Problem to work on. Reproduce all of the data exactly.

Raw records
* * * * * * *

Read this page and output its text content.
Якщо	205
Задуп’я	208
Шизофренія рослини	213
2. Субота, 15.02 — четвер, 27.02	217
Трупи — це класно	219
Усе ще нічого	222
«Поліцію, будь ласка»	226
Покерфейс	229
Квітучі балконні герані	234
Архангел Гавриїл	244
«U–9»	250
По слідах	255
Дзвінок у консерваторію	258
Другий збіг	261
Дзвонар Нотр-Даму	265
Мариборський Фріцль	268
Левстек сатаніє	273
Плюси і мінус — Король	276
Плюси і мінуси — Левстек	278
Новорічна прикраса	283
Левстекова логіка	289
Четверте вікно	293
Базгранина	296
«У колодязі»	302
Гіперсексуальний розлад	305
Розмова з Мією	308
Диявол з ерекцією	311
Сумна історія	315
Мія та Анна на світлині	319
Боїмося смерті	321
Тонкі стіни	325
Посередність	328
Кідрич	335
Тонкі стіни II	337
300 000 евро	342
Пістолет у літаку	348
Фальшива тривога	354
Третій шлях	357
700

* * * * * * *

Solution.
Read this page and output its text content.
Якщо	205
Задуп’я	208
Шизофренія рослини	213
2. Субота, 15.02 — четвер, 27.02	217
Трупи — це класно	219
Усе ще нічого	222
«Поліцію, будь ласка»	226
Покерфейс	229
Квітучі балконні герані	234
Архангел Гавриїл	244
«U–9»	250
По слідах	255
Дзвінок у консерваторію	258
Другий збіг	261
Дзвонар Нотр-Даму	265
Мариборський Фріцль	268
Левстек сатаніє	273
Плюси і мінус — Король	276
Плюси і мінуси — Левстек	278
Новорічна прикраса	283
Левстекова логіка	289
Четверте вікно	293
Базгранина	296
«У колодязі»	302
Гіперсексуальний розлад	305
Розмова з Мією	308
Диявол з ерекцією	311
Сумна історія	315
Мія та Анна на світлині	319
Боїмося смерті	321
Тонкі стіни	325
Посередність	328
Кідрич	335
Тонкі стіни II	337
300 000 евро	342
Пістолет у літаку	348
Фальшива тривога	354
Третій шлях	357
700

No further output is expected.